--- begin ---

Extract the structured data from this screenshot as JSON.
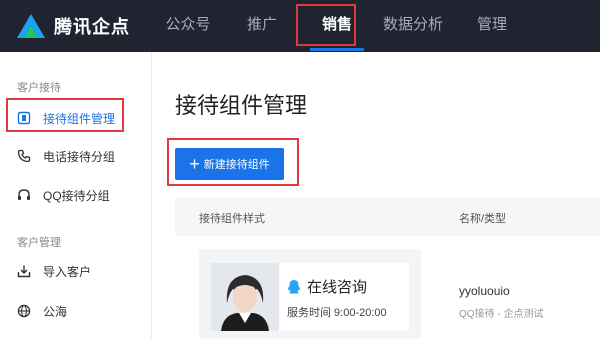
{
  "brand": {
    "name": "腾讯企点"
  },
  "nav": {
    "items": [
      {
        "label": "公众号"
      },
      {
        "label": "推广"
      },
      {
        "label": "销售"
      },
      {
        "label": "数据分析"
      },
      {
        "label": "管理"
      }
    ],
    "active_index": 2
  },
  "sidebar": {
    "group1": "客户接待",
    "items1": [
      {
        "label": "接待组件管理",
        "icon": "widget-icon"
      },
      {
        "label": "电话接待分组",
        "icon": "phone-icon"
      },
      {
        "label": "QQ接待分组",
        "icon": "headset-icon"
      }
    ],
    "group2": "客户管理",
    "items2": [
      {
        "label": "导入客户",
        "icon": "import-icon"
      },
      {
        "label": "公海",
        "icon": "globe-icon"
      }
    ]
  },
  "main": {
    "title": "接待组件管理",
    "new_button": "新建接待组件",
    "table": {
      "headers": [
        "接待组件样式",
        "名称/类型"
      ],
      "rows": [
        {
          "widget_title": "在线咨询",
          "widget_hours": "服务时间 9:00-20:00",
          "name": "yyoluouio",
          "type": "QQ接待 - 企点测试"
        }
      ]
    }
  },
  "colors": {
    "accent": "#1a73e8",
    "topbar": "#1f2430",
    "highlight": "#e0393e"
  }
}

--- end ---

◆ Required work:
Exclude every picture and copy the remaining data exactly.

◆ The response:
Extract the structured data from this screenshot as JSON.
{
  "brand": {
    "name": "腾讯企点"
  },
  "nav": {
    "items": [
      {
        "label": "公众号"
      },
      {
        "label": "推广"
      },
      {
        "label": "销售"
      },
      {
        "label": "数据分析"
      },
      {
        "label": "管理"
      }
    ],
    "active_index": 2
  },
  "sidebar": {
    "group1": "客户接待",
    "items1": [
      {
        "label": "接待组件管理",
        "icon": "widget-icon"
      },
      {
        "label": "电话接待分组",
        "icon": "phone-icon"
      },
      {
        "label": "QQ接待分组",
        "icon": "headset-icon"
      }
    ],
    "group2": "客户管理",
    "items2": [
      {
        "label": "导入客户",
        "icon": "import-icon"
      },
      {
        "label": "公海",
        "icon": "globe-icon"
      }
    ]
  },
  "main": {
    "title": "接待组件管理",
    "new_button": "新建接待组件",
    "table": {
      "headers": [
        "接待组件样式",
        "名称/类型"
      ],
      "rows": [
        {
          "widget_title": "在线咨询",
          "widget_hours": "服务时间 9:00-20:00",
          "name": "yyoluouio",
          "type": "QQ接待 - 企点测试"
        }
      ]
    }
  },
  "colors": {
    "accent": "#1a73e8",
    "topbar": "#1f2430",
    "highlight": "#e0393e"
  }
}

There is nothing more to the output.